**WORK REQUIRED**
Find how many lines hold the word "xlabel" and give that number only.

+ + + + + + +

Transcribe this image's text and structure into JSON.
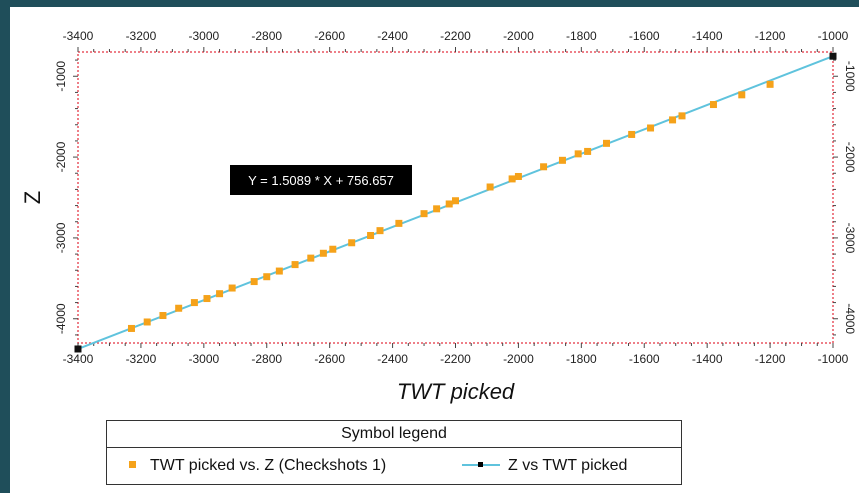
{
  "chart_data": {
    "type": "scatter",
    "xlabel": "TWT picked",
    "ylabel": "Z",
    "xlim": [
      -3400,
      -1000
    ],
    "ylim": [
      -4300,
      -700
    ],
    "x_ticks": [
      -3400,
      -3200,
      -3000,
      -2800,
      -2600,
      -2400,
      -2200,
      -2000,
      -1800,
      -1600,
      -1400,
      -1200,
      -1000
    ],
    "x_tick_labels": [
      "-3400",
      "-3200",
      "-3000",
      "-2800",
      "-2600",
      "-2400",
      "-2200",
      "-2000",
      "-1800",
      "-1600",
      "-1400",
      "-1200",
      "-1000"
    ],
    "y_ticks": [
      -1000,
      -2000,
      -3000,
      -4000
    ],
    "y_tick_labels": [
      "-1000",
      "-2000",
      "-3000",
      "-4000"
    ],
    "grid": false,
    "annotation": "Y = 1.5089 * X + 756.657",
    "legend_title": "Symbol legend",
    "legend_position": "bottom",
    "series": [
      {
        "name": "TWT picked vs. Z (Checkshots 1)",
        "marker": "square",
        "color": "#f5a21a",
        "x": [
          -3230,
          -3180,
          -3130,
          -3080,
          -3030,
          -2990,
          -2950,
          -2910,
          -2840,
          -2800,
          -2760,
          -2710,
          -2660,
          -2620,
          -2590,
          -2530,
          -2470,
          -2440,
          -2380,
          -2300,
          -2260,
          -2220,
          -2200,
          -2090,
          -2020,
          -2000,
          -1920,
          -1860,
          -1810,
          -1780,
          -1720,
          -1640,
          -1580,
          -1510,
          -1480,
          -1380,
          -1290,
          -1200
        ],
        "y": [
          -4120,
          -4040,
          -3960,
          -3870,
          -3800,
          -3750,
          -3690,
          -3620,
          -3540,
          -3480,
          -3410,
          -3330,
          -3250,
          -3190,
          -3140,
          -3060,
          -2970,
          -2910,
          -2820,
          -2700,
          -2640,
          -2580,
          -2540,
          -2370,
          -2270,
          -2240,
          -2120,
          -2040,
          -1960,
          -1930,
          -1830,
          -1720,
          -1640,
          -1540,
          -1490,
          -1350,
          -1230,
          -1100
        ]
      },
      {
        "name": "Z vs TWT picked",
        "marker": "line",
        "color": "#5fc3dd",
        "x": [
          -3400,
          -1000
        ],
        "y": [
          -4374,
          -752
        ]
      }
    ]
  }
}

+ + + + + + +

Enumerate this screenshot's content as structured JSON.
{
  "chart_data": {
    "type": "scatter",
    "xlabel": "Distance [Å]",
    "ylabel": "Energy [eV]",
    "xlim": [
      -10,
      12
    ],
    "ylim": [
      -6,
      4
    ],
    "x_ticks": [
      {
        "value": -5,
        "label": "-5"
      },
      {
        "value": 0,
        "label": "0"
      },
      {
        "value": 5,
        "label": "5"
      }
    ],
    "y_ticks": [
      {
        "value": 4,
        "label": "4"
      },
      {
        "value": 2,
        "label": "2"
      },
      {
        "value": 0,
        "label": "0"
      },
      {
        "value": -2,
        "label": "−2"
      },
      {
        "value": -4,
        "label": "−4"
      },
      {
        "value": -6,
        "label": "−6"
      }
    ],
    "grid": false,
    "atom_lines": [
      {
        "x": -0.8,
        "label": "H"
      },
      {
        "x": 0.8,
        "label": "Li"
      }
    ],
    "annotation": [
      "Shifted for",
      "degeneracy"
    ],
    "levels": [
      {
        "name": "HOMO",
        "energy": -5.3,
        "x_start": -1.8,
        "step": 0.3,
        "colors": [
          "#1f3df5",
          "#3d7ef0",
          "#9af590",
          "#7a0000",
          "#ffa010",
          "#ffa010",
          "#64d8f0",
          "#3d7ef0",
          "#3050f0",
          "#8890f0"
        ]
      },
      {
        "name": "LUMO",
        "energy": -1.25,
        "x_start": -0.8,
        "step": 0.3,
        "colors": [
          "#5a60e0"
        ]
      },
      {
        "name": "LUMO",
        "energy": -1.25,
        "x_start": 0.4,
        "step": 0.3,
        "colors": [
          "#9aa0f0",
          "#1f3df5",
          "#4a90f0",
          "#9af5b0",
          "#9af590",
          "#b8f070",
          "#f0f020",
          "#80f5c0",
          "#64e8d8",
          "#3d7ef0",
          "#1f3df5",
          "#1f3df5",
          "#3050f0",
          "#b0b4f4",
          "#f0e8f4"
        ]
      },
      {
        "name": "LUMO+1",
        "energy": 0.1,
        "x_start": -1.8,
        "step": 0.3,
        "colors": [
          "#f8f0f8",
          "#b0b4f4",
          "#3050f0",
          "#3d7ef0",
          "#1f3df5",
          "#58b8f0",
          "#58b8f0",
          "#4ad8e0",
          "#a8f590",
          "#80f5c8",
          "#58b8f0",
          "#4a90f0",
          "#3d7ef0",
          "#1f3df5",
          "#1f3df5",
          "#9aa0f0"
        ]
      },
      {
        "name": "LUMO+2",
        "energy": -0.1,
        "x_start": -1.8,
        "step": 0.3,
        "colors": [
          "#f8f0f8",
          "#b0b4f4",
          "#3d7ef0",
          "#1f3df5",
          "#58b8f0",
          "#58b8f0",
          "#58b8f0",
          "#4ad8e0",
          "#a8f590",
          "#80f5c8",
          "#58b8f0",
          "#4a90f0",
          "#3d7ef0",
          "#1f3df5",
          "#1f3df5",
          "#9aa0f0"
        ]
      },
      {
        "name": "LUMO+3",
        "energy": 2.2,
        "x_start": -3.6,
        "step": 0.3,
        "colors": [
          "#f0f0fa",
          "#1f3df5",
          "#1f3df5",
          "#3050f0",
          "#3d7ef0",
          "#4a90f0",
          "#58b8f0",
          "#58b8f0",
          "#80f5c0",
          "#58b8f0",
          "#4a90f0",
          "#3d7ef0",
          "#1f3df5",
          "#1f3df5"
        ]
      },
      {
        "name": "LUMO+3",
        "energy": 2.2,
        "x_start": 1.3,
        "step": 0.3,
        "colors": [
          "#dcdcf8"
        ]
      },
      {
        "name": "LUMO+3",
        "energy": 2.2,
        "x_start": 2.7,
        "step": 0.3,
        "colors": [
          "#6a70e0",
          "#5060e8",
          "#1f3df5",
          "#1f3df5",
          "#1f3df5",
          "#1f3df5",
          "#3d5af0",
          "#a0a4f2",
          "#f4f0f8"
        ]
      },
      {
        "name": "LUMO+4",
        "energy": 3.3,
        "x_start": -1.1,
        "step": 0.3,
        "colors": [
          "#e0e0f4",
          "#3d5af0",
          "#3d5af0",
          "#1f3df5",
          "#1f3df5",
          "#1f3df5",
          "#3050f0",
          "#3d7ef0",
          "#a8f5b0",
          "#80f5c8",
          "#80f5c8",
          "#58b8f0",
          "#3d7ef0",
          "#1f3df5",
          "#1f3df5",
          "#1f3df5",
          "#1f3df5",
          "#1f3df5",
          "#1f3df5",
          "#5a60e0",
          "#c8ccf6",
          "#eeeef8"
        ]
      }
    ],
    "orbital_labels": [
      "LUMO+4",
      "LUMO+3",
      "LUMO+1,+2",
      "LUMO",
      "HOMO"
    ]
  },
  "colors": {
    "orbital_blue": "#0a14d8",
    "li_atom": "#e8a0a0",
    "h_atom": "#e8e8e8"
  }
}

+ + + + + + +

**THE COMPLETED TASK**
2